* Exercise requirements: Make an exact copy of all the data.

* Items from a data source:
((

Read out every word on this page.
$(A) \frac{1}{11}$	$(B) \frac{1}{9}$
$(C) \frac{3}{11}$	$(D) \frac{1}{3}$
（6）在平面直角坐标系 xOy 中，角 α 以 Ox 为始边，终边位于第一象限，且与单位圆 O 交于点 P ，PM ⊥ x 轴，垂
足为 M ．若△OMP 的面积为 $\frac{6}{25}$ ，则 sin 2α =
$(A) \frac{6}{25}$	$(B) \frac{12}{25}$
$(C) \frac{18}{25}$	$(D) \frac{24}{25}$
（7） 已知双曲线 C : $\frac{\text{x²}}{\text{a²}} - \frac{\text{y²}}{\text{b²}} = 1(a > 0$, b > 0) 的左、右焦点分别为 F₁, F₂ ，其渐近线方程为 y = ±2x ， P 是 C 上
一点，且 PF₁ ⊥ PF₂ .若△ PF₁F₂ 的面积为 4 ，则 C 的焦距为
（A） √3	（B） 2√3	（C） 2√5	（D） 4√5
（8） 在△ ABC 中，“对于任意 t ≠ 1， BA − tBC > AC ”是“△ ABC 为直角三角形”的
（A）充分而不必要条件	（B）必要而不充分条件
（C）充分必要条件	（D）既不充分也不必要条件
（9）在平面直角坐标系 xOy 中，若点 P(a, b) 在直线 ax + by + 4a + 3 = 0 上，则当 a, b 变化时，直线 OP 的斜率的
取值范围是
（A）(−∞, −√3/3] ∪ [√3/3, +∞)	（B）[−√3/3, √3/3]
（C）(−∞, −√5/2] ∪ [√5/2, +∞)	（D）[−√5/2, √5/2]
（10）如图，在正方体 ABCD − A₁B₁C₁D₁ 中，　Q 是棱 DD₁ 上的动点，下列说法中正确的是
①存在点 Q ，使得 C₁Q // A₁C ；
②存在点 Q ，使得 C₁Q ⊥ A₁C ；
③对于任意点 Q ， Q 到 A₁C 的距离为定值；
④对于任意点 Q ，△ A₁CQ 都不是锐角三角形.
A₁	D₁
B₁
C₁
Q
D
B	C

))

* Solved problem:
Read out every word on this page.
$(A) \frac{1}{11}$	$(B) \frac{1}{9}$
$(C) \frac{3}{11}$	$(D) \frac{1}{3}$
（6）在平面直角坐标系 xOy 中，角 α 以 Ox 为始边，终边位于第一象限，且与单位圆 O 交于点 P ，PM ⊥ x 轴，垂
足为 M ．若△OMP 的面积为 $\frac{6}{25}$ ，则 sin 2α =
$(A) \frac{6}{25}$	$(B) \frac{12}{25}$
$(C) \frac{18}{25}$	$(D) \frac{24}{25}$
（7） 已知双曲线 C : $\frac{\text{x²}}{\text{a²}} - \frac{\text{y²}}{\text{b²}} = 1(a > 0$, b > 0) 的左、右焦点分别为 F₁, F₂ ，其渐近线方程为 y = ±2x ， P 是 C 上
一点，且 PF₁ ⊥ PF₂ .若△ PF₁F₂ 的面积为 4 ，则 C 的焦距为
（A） √3	（B） 2√3	（C） 2√5	（D） 4√5
（8） 在△ ABC 中，“对于任意 t ≠ 1， BA − tBC > AC ”是“△ ABC 为直角三角形”的
（A）充分而不必要条件	（B）必要而不充分条件
（C）充分必要条件	（D）既不充分也不必要条件
（9）在平面直角坐标系 xOy 中，若点 P(a, b) 在直线 ax + by + 4a + 3 = 0 上，则当 a, b 变化时，直线 OP 的斜率的
取值范围是
（A）(−∞, −√3/3] ∪ [√3/3, +∞)	（B）[−√3/3, √3/3]
（C）(−∞, −√5/2] ∪ [√5/2, +∞)	（D）[−√5/2, √5/2]
（10）如图，在正方体 ABCD − A₁B₁C₁D₁ 中，　Q 是棱 DD₁ 上的动点，下列说法中正确的是
①存在点 Q ，使得 C₁Q // A₁C ；
②存在点 Q ，使得 C₁Q ⊥ A₁C ；
③对于任意点 Q ， Q 到 A₁C 的距离为定值；
④对于任意点 Q ，△ A₁CQ 都不是锐角三角形.
A₁	D₁
B₁
C₁
Q
D
B	C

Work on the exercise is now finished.